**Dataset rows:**
--------------------

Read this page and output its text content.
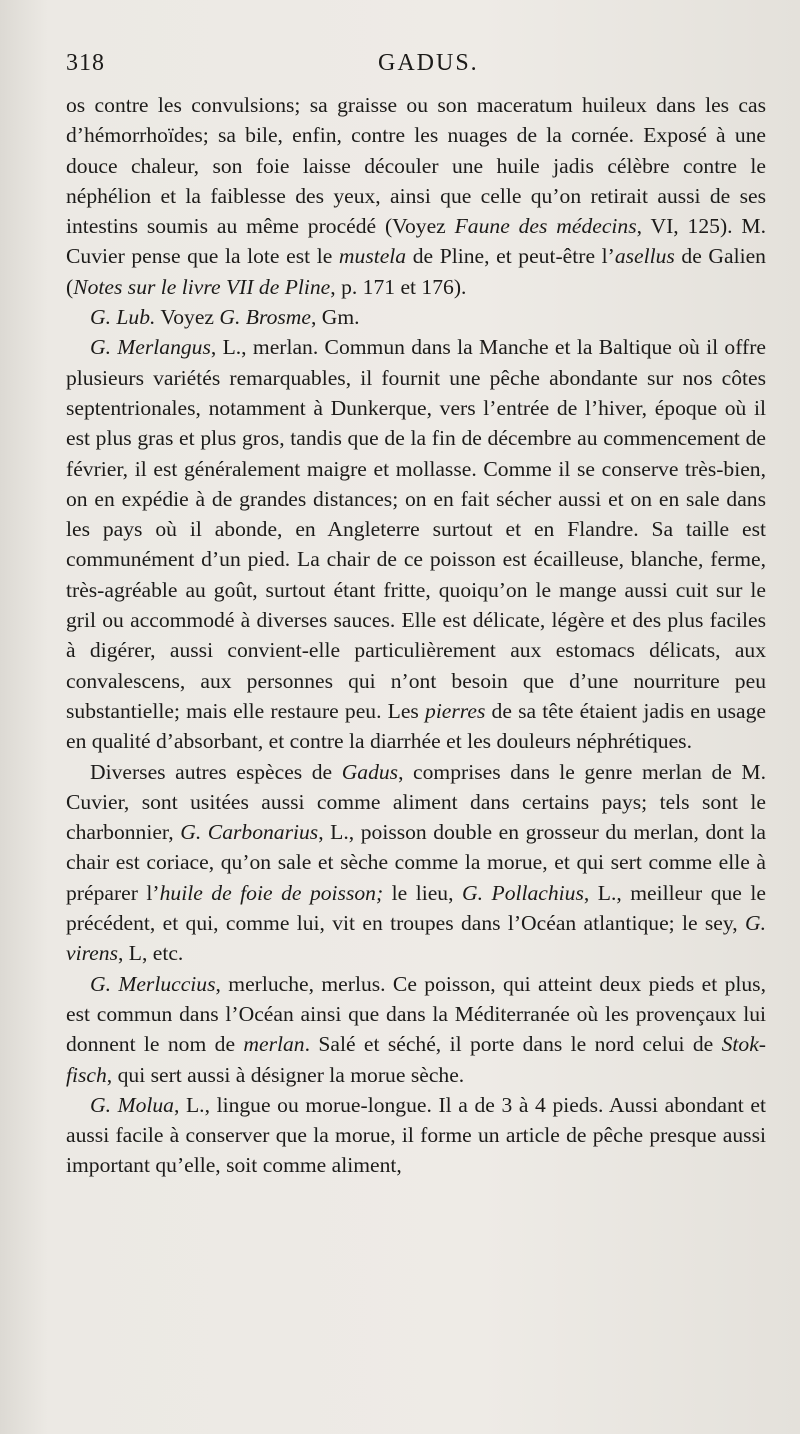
318	GADUS.

os contre les convulsions; sa graisse ou son maceratum huileux dans les cas d’hémorrhoïdes; sa bile, enfin, contre les nuages de la cornée. Exposé à une douce chaleur, son foie laisse découler une huile jadis célèbre contre le néphélion et la faiblesse des yeux, ainsi que celle qu’on retirait aussi de ses intestins soumis au même procédé (Voyez Faune des médecins, VI, 125). M. Cuvier pense que la lote est le mustela de Pline, et peut-être l’asellus de Galien (Notes sur le livre VII de Pline, p. 171 et 176).

G. Lub. Voyez G. Brosme, Gm.

G. Merlangus, L., merlan. Commun dans la Manche et la Baltique où il offre plusieurs variétés remarquables, il fournit une pêche abondante sur nos côtes septentrionales, notamment à Dunkerque, vers l’entrée de l’hiver, époque où il est plus gras et plus gros, tandis que de la fin de décembre au commencement de février, il est généralement maigre et mollasse. Comme il se conserve très-bien, on en expédie à de grandes distances; on en fait sécher aussi et on en sale dans les pays où il abonde, en Angleterre surtout et en Flandre. Sa taille est communément d’un pied. La chair de ce poisson est écailleuse, blanche, ferme, très-agréable au goût, surtout étant fritte, quoiqu’on le mange aussi cuit sur le gril ou accommodé à diverses sauces. Elle est délicate, légère et des plus faciles à digérer, aussi convient-elle particulièrement aux estomacs délicats, aux convalescens, aux personnes qui n’ont besoin que d’une nourriture peu substantielle; mais elle restaure peu. Les pierres de sa tête étaient jadis en usage en qualité d’absorbant, et contre la diarrhée et les douleurs néphrétiques.

Diverses autres espèces de Gadus, comprises dans le genre merlan de M. Cuvier, sont usitées aussi comme aliment dans certains pays; tels sont le charbonnier, G. Carbonarius, L., poisson double en grosseur du merlan, dont la chair est coriace, qu’on sale et sèche comme la morue, et qui sert comme elle à préparer l’huile de foie de poisson; le lieu, G. Pollachius, L., meilleur que le précédent, et qui, comme lui, vit en troupes dans l’Océan atlantique; le sey, G. virens, L, etc.

G. Merluccius, merluche, merlus. Ce poisson, qui atteint deux pieds et plus, est commun dans l’Océan ainsi que dans la Méditerranée où les provençaux lui donnent le nom de merlan. Salé et séché, il porte dans le nord celui de Stok-fisch, qui sert aussi à désigner la morue sèche.

G. Molua, L., lingue ou morue-longue. Il a de 3 à 4 pieds. Aussi abondant et aussi facile à conserver que la morue, il forme un article de pêche presque aussi important qu’elle, soit comme aliment,
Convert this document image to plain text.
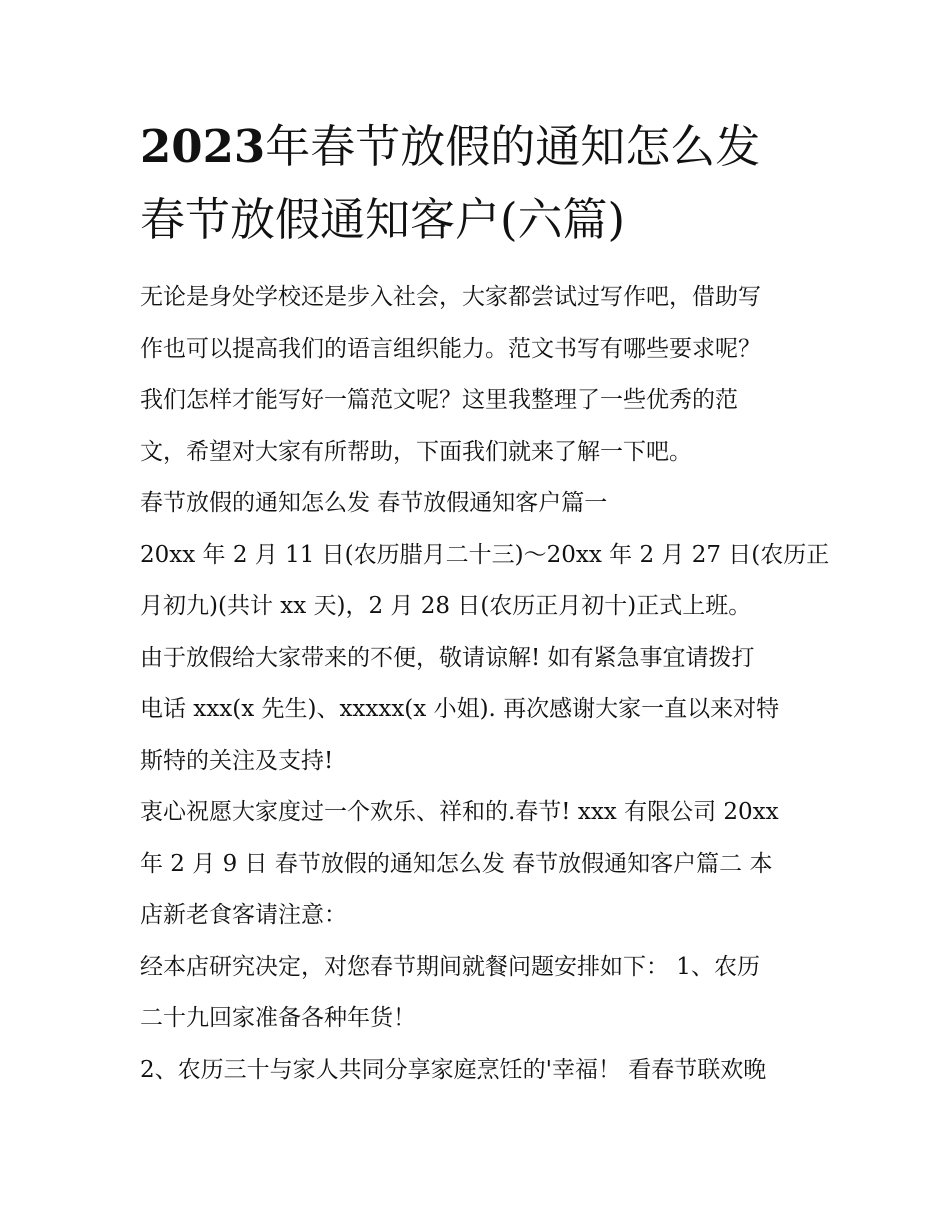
2023年春节放假的通知怎么发
春节放假通知客户(六篇)

无论是身处学校还是步入社会，大家都尝试过写作吧，借助写
作也可以提高我们的语言组织能力。范文书写有哪些要求呢？
我们怎样才能写好一篇范文呢？这里我整理了一些优秀的范
文，希望对大家有所帮助，下面我们就来了解一下吧。

春节放假的通知怎么发 春节放假通知客户篇一

20xx 年 2 月 11 日(农历腊月二十三)～20xx 年 2 月 27 日(农历正
月初九)(共计 xx 天)，2 月 28 日(农历正月初十)正式上班。

由于放假给大家带来的不便，敬请谅解! 如有紧急事宜请拨打
电话 xxx(x 先生)、xxxxx(x 小姐). 再次感谢大家一直以来对特
斯特的关注及支持!

衷心祝愿大家度过一个欢乐、祥和的.春节! xxx 有限公司 20xx
年 2 月 9 日 春节放假的通知怎么发 春节放假通知客户篇二 本
店新老食客请注意：

经本店研究决定，对您春节期间就餐问题安排如下： 1、农历
二十九回家准备各种年货！

2、农历三十与家人共同分享家庭烹饪的'幸福！ 看春节联欢晚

--------------------

**STATED TASK:** Find the word "text" in the entries above and gather every line that holds it.

**ANSWER IN FULL:**
Read this page and output its text content.
Convert this document image to plain text.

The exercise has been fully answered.